The problem | Reproduce the following text on agentic AI bioanalysis of personalized cancer neoantigen vaccine trials word for word, from its first line through its last.

Text segment |
= Beginning of Section =

Principal Scientist Frontage Labs Exton, Pennsylvania
The bioanalysis of personalized cancer neoantigen vaccine-based N-of-1 trials (PCVNT) invokes sophisticated multiple omics analysis and canonical complexities of cell-based assays, such as ELISPOT and high-dimension flow cytometry. Large consortium-based management has been deployed for PCVNT, e.g., Glioma Actively Personalized Vaccine Consortium (GAPVAC), among others, involving intensive precious resources and personnel with exceptional expertise. Agent AI could be a better solution for PCVNT. Here we report foundation model- based agentic AI bioanalysis of PCVNT. Our agentic AI for PCVNT set each patient’s bioanalysis as multi-layer network (metagraph) representations, including whole exome sequencing (WES) data, transcriptome, immunopeptidome, epitope predictions, vaccine peptides, ELISPOT assay, high dimensional functional flow cytometry analysis, as well as cytokine code assays. Our agentic AI alongside the infrastructure holds a great promise to enable deployment of regulated bioanalysis of PCVNT, fostering fitting of unmet needs in the precision and individual medicine era with an affordable benefit/cost ratio.

= End of Section =

Source information |
= Beginning of Section =

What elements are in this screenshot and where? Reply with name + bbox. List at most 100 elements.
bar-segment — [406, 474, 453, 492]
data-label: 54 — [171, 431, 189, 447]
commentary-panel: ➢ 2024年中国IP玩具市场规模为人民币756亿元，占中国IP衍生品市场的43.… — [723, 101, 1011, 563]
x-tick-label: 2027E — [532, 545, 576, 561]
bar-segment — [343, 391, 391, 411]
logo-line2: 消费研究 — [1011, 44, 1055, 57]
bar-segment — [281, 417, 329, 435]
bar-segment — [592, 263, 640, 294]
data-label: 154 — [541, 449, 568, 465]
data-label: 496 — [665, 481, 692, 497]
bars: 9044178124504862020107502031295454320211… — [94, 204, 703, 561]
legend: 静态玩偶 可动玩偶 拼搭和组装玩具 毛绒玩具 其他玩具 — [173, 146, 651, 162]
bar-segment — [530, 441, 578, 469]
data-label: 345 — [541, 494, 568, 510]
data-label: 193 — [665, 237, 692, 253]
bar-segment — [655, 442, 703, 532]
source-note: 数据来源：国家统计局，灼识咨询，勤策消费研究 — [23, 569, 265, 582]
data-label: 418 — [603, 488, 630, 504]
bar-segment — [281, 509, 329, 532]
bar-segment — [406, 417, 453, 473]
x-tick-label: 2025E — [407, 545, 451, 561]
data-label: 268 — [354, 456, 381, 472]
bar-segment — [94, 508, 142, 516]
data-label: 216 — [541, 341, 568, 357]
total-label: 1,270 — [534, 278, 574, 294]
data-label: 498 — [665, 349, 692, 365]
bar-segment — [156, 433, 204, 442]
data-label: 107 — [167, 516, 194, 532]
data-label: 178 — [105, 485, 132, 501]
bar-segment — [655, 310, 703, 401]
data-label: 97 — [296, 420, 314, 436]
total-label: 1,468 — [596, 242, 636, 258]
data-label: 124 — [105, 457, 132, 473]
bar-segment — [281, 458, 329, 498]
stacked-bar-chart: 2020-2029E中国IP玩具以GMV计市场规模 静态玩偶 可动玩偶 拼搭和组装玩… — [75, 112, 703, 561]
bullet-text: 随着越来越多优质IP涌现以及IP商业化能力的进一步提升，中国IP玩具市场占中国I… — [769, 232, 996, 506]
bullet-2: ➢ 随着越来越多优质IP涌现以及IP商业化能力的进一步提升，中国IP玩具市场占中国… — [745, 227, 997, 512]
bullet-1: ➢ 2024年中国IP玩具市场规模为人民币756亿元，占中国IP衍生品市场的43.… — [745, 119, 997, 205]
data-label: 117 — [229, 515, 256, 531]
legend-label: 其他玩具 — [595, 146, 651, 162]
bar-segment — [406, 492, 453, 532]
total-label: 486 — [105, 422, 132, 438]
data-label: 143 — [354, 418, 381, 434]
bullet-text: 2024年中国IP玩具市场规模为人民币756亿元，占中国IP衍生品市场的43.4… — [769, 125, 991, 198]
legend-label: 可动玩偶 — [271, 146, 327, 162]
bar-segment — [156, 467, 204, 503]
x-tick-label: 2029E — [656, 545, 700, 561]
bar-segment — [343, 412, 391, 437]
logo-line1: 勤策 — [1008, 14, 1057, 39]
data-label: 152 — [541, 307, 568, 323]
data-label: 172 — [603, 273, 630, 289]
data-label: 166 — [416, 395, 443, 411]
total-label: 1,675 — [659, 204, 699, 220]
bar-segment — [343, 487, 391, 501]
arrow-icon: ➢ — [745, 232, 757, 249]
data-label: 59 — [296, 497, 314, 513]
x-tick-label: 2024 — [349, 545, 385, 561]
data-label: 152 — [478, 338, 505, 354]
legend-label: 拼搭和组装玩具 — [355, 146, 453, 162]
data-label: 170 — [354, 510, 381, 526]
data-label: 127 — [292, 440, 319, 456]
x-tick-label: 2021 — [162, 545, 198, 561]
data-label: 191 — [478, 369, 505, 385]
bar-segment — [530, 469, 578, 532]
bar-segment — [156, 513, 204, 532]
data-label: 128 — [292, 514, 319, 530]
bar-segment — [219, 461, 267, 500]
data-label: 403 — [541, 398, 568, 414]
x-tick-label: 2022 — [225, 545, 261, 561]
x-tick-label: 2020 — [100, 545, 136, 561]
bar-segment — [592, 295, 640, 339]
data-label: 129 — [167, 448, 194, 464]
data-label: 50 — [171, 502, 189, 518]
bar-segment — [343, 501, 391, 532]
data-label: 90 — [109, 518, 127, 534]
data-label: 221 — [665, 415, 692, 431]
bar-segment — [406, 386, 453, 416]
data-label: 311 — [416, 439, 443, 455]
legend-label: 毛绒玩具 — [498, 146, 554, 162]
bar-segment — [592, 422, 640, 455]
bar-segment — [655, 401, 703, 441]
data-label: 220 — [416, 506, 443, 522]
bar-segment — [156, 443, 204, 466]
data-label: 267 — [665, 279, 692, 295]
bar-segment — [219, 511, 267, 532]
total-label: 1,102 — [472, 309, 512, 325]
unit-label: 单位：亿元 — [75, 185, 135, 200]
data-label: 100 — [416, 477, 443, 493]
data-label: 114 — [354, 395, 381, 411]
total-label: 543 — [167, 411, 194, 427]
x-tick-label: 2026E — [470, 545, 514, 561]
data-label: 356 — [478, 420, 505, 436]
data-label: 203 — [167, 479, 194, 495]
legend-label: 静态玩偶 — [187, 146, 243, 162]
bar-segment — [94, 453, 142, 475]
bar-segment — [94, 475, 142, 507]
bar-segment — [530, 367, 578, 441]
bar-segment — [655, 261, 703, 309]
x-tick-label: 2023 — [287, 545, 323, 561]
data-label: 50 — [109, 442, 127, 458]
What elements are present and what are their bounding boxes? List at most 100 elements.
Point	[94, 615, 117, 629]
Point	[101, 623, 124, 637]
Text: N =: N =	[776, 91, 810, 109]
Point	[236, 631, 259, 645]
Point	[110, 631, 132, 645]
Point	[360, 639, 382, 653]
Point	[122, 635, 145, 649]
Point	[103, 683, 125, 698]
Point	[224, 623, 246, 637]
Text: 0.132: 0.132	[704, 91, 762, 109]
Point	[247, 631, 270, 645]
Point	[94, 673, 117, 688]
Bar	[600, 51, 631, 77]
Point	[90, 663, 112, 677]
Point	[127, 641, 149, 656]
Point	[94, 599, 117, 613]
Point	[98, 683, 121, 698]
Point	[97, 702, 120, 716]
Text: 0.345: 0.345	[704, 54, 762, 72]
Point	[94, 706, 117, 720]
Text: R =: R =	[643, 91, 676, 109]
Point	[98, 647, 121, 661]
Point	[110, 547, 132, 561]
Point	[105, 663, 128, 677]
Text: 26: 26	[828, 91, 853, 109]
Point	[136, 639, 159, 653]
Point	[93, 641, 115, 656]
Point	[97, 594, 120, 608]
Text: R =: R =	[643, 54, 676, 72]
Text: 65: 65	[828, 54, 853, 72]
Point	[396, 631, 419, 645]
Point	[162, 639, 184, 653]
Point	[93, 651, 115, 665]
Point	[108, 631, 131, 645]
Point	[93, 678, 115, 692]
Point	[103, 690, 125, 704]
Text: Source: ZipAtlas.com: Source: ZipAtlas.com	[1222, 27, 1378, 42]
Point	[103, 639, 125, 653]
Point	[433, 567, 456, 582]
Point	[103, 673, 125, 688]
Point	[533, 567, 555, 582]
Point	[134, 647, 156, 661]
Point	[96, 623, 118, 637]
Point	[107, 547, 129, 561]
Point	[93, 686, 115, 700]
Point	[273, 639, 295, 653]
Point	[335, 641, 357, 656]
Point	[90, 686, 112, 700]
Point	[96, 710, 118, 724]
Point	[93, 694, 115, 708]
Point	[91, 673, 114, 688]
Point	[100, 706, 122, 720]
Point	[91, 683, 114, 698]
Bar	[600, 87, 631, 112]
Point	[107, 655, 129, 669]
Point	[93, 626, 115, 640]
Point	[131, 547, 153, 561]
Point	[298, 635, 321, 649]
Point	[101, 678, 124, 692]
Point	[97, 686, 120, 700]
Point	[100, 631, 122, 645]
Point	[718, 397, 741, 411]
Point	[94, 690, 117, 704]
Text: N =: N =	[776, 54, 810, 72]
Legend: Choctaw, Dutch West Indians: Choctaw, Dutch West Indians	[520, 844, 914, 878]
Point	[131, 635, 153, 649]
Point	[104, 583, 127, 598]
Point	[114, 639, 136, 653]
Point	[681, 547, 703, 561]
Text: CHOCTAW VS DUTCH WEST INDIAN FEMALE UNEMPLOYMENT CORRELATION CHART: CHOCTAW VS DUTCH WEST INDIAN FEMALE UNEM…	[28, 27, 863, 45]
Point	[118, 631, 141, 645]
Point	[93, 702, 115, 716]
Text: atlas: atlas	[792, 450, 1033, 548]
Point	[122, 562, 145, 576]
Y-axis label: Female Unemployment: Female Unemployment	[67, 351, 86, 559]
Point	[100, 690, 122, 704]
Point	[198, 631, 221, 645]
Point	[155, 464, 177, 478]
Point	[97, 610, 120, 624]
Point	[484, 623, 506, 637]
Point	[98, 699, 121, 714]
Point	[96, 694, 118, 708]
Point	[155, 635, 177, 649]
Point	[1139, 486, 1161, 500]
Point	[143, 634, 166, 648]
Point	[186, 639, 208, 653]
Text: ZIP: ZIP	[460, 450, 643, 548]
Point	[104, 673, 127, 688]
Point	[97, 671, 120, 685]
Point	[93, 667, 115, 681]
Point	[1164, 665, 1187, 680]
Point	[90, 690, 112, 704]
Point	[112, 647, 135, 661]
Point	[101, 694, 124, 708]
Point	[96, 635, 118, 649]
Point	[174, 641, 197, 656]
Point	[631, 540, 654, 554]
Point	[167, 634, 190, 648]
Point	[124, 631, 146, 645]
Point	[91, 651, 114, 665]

= End of Section =

Answer to this problem |
Principal Scientist Frontage Labs Exton, Pennsylvania
The bioanalysis of personalized cancer neoantigen vaccine-based N-of-1 trials (PCVNT) invokes sophisticated multiple omics analysis and canonical complexities of cell-based assays, such as ELISPOT and high-dimension flow cytometry. Large consortium-based management has been deployed for PCVNT, e.g., Glioma Actively Personalized Vaccine Consortium (GAPVAC), among others, involving intensive precious resources and personnel with exceptional expertise. Agent AI could be a better solution for PCVNT. Here we report foundation model- based agentic AI bioanalysis of PCVNT. Our agentic AI for PCVNT set each patient’s bioanalysis as multi-layer network (metagraph) representations, including whole exome sequencing (WES) data, transcriptome, immunopeptidome, epitope predictions, vaccine peptides, ELISPOT assay, high dimensional functional flow cytometry analysis, as well as cytokine code assays. Our agentic AI alongside the infrastructure holds a great promise to enable deployment of regulated bioanalysis of PCVNT, fostering fitting of unmet needs in the precision and individual medicine era with an affordable benefit/cost ratio.